Exercise directions
With the pictures omitted, write out the entries that follow exactly as they stand.
++++ Records shown ++++
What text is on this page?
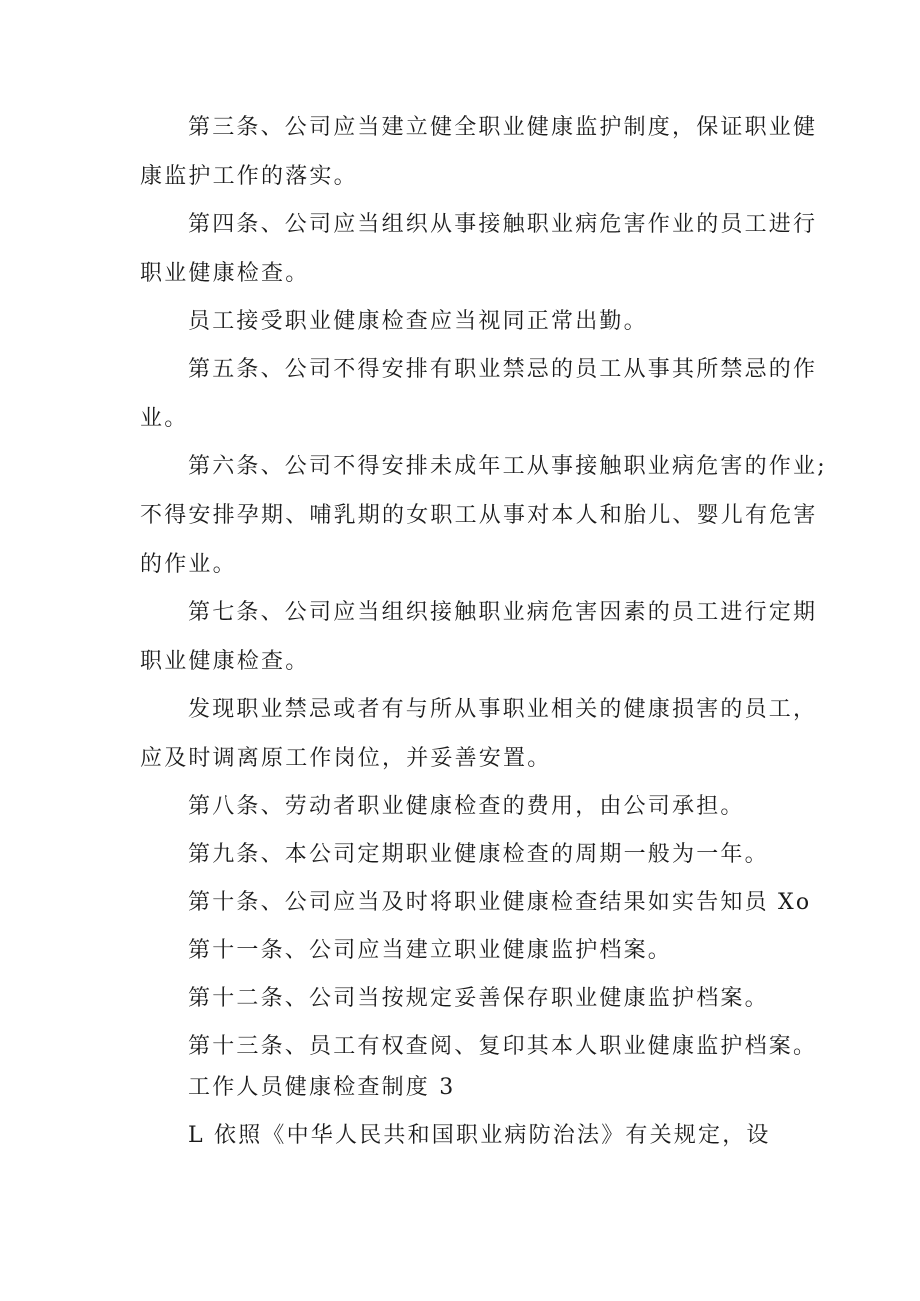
第三条、公司应当建立健全职业健康监护制度，保证职业健
康监护工作的落实。
第四条、公司应当组织从事接触职业病危害作业的员工进行
职业健康检查。
员工接受职业健康检查应当视同正常出勤。
第五条、公司不得安排有职业禁忌的员工从事其所禁忌的作
业。
第六条、公司不得安排未成年工从事接触职业病危害的作业;
不得安排孕期、哺乳期的女职工从事对本人和胎儿、婴儿有危害
的作业。
第七条、公司应当组织接触职业病危害因素的员工进行定期
职业健康检查。
发现职业禁忌或者有与所从事职业相关的健康损害的员工，
应及时调离原工作岗位，并妥善安置。
第八条、劳动者职业健康检查的费用，由公司承担。
第九条、本公司定期职业健康检查的周期一般为一年。
第十条、公司应当及时将职业健康检查结果如实告知员 Xo
第十一条、公司应当建立职业健康监护档案。
第十二条、公司当按规定妥善保存职业健康监护档案。
第十三条、员工有权查阅、复印其本人职业健康监护档案。
工作人员健康检查制度 3
L 依照《中华人民共和国职业病防治法》有关规定，设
++++
Exercise output
What text is on this page?
第三条、公司应当建立健全职业健康监护制度，保证职业健
康监护工作的落实。
第四条、公司应当组织从事接触职业病危害作业的员工进行
职业健康检查。
员工接受职业健康检查应当视同正常出勤。
第五条、公司不得安排有职业禁忌的员工从事其所禁忌的作
业。
第六条、公司不得安排未成年工从事接触职业病危害的作业;
不得安排孕期、哺乳期的女职工从事对本人和胎儿、婴儿有危害
的作业。
第七条、公司应当组织接触职业病危害因素的员工进行定期
职业健康检查。
发现职业禁忌或者有与所从事职业相关的健康损害的员工，
应及时调离原工作岗位，并妥善安置。
第八条、劳动者职业健康检查的费用，由公司承担。
第九条、本公司定期职业健康检查的周期一般为一年。
第十条、公司应当及时将职业健康检查结果如实告知员 Xo
第十一条、公司应当建立职业健康监护档案。
第十二条、公司当按规定妥善保存职业健康监护档案。
第十三条、员工有权查阅、复印其本人职业健康监护档案。
工作人员健康检查制度 3
L 依照《中华人民共和国职业病防治法》有关规定，设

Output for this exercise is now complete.